+++ EXTRACTED DATA

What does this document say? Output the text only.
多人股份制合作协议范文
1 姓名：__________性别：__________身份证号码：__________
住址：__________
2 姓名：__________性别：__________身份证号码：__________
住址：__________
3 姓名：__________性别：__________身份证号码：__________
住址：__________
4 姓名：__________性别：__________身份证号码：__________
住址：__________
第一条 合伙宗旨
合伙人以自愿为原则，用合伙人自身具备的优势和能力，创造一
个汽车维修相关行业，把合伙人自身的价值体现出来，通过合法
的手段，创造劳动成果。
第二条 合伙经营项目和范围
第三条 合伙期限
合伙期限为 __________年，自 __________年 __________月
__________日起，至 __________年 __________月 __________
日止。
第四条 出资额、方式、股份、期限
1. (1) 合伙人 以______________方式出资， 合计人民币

++++++

### WHAT TO WORK ON
Repeat every record exactly as written, please.

### THE SOLUTION
What does this document say? Output the text only.
多人股份制合作协议范文
1 姓名：__________性别：__________身份证号码：__________
住址：__________
2 姓名：__________性别：__________身份证号码：__________
住址：__________
3 姓名：__________性别：__________身份证号码：__________
住址：__________
4 姓名：__________性别：__________身份证号码：__________
住址：__________
第一条 合伙宗旨
合伙人以自愿为原则，用合伙人自身具备的优势和能力，创造一
个汽车维修相关行业，把合伙人自身的价值体现出来，通过合法
的手段，创造劳动成果。
第二条 合伙经营项目和范围
第三条 合伙期限
合伙期限为 __________年，自 __________年 __________月
__________日起，至 __________年 __________月 __________
日止。
第四条 出资额、方式、股份、期限
1. (1) 合伙人 以______________方式出资， 合计人民币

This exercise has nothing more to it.